### GIVEN RECORDS
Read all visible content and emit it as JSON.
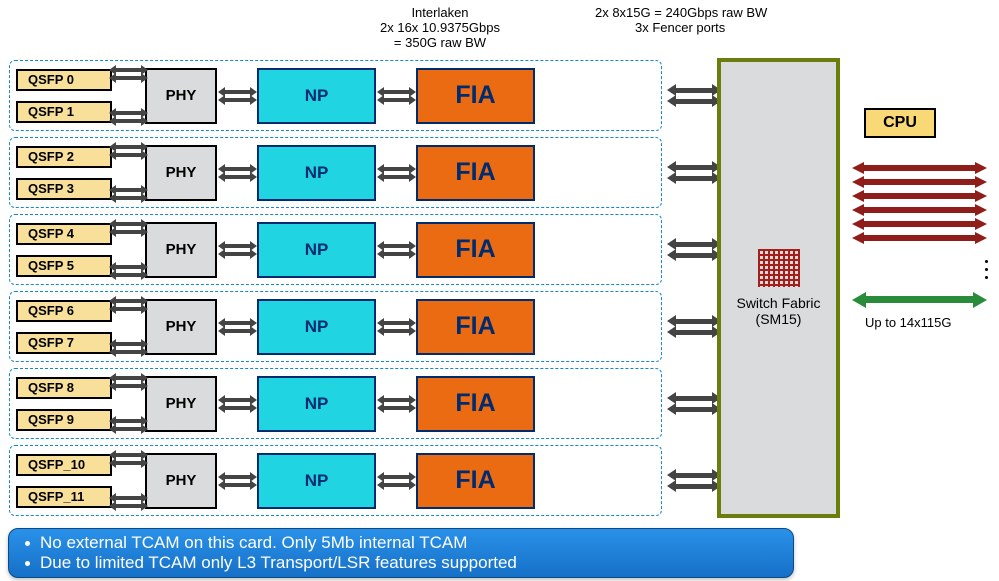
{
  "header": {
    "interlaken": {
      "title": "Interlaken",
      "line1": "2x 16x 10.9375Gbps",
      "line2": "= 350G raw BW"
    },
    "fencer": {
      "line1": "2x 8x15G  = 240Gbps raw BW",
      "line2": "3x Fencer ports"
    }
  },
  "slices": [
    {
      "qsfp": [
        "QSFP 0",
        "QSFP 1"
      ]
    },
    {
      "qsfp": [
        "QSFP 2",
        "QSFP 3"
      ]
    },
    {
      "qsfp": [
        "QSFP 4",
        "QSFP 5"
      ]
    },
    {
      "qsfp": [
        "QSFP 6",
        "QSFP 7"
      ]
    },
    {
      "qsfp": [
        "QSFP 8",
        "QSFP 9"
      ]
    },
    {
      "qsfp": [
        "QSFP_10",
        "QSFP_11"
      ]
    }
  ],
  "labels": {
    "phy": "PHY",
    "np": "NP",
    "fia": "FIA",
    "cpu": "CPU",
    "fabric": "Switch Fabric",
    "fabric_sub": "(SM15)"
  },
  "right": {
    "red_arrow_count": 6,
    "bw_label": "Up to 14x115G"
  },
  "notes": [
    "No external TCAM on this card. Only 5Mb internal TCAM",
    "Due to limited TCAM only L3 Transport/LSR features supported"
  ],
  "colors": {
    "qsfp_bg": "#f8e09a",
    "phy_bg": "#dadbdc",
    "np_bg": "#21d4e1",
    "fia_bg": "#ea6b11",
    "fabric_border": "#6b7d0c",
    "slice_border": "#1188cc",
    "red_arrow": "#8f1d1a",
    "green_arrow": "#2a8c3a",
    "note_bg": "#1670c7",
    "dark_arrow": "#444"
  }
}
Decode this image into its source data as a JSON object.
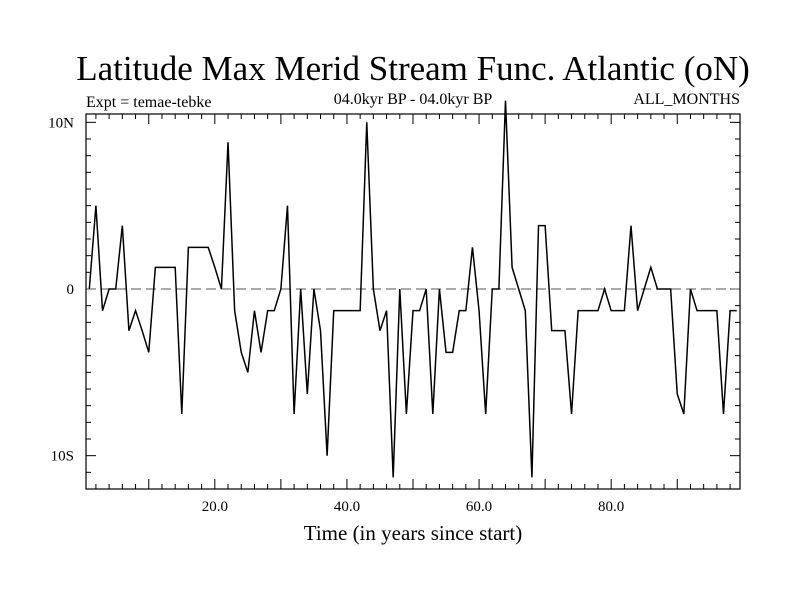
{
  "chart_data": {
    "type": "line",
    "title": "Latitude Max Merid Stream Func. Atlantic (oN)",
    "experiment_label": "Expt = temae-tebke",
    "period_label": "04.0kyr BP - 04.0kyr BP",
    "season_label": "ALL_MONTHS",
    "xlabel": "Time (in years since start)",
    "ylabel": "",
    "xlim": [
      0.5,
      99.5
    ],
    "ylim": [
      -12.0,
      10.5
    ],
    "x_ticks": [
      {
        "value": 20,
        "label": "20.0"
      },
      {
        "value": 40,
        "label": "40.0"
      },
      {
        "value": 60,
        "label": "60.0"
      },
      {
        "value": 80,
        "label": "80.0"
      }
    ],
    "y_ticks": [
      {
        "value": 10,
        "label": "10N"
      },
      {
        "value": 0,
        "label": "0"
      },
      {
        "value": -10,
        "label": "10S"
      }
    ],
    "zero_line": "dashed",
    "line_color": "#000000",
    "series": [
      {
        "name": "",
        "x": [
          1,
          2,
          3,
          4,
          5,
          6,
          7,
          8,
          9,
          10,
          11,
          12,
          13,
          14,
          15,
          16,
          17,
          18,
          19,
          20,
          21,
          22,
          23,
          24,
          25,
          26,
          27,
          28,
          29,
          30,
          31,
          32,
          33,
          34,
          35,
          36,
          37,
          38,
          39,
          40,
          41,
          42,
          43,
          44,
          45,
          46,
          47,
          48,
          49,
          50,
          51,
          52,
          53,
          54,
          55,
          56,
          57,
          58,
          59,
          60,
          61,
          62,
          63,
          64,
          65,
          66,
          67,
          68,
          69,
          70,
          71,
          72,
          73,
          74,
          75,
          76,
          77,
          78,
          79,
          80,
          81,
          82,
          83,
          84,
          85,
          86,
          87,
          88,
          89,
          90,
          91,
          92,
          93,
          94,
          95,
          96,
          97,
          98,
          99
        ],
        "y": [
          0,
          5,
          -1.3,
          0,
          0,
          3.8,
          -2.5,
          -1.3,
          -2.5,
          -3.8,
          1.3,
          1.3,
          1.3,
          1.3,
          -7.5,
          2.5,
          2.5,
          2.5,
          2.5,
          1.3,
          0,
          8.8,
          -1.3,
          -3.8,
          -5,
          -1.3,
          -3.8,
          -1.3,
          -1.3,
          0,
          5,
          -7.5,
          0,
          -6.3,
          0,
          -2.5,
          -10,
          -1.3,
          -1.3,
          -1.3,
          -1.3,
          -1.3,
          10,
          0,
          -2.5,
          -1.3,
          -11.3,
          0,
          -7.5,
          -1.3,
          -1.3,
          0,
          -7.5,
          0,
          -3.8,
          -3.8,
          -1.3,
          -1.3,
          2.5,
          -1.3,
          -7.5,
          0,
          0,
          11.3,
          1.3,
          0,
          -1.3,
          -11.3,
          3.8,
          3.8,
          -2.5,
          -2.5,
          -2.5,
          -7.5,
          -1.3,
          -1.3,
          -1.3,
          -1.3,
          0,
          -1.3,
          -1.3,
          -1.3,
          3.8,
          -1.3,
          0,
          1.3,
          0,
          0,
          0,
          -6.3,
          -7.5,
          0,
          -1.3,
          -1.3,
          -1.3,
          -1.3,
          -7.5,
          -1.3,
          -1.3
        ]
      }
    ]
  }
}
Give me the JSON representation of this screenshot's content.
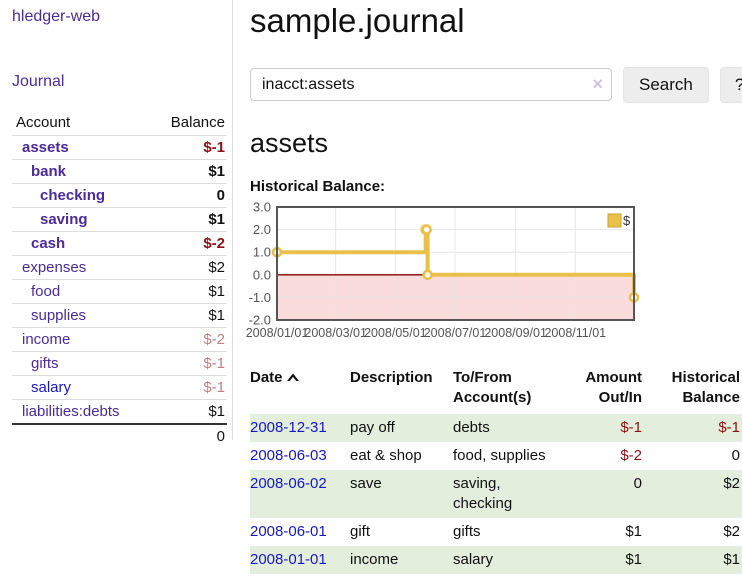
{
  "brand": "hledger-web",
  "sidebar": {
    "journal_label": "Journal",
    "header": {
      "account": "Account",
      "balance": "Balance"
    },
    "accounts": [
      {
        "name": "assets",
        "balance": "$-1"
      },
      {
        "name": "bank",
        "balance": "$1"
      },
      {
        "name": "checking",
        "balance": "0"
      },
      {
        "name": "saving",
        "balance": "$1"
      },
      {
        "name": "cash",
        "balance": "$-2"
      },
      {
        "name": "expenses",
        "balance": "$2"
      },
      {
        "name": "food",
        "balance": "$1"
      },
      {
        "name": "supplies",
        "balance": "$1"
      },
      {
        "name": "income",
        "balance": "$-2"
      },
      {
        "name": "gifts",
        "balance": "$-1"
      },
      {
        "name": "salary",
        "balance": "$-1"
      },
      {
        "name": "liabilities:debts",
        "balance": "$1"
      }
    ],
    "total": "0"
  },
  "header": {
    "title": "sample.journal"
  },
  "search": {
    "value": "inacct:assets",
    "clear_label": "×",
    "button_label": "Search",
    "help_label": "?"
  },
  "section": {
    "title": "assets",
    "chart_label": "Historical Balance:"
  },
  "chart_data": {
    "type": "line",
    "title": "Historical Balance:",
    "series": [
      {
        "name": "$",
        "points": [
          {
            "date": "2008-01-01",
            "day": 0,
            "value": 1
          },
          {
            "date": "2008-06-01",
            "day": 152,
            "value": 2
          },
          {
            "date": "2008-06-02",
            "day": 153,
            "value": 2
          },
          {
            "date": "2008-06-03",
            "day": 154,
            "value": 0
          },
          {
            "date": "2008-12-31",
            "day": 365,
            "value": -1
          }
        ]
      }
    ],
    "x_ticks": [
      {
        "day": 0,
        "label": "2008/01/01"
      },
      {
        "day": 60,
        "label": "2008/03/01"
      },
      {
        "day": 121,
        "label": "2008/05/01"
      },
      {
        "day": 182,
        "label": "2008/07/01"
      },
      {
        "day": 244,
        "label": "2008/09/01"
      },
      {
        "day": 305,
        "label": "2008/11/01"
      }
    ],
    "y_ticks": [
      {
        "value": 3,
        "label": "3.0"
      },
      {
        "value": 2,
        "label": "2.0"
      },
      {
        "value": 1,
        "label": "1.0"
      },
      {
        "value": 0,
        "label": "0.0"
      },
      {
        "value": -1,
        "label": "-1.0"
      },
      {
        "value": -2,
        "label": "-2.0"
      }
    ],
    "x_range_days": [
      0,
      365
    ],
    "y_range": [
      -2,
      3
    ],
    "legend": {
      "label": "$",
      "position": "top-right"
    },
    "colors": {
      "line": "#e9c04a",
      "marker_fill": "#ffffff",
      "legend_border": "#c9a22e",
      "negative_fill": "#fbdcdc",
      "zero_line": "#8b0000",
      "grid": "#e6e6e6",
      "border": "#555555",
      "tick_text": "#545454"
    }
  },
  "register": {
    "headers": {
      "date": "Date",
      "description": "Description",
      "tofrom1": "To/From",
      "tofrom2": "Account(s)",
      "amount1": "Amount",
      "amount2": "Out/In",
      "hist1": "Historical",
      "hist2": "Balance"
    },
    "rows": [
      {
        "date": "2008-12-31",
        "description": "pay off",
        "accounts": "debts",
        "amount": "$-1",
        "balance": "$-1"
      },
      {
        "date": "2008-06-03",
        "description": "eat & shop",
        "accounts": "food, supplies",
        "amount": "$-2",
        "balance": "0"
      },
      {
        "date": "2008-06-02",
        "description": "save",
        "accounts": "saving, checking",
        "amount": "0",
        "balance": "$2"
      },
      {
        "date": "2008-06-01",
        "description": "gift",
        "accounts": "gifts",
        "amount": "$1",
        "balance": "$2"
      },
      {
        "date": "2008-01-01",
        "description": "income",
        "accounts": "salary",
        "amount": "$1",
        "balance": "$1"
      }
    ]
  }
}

### WHAT THE EXERCISE ASKS
In the records above, find each line that holds the word "saving"; copy all such lines.

### THE RESULT
        "name": "saving",
        "accounts": "saving, checking",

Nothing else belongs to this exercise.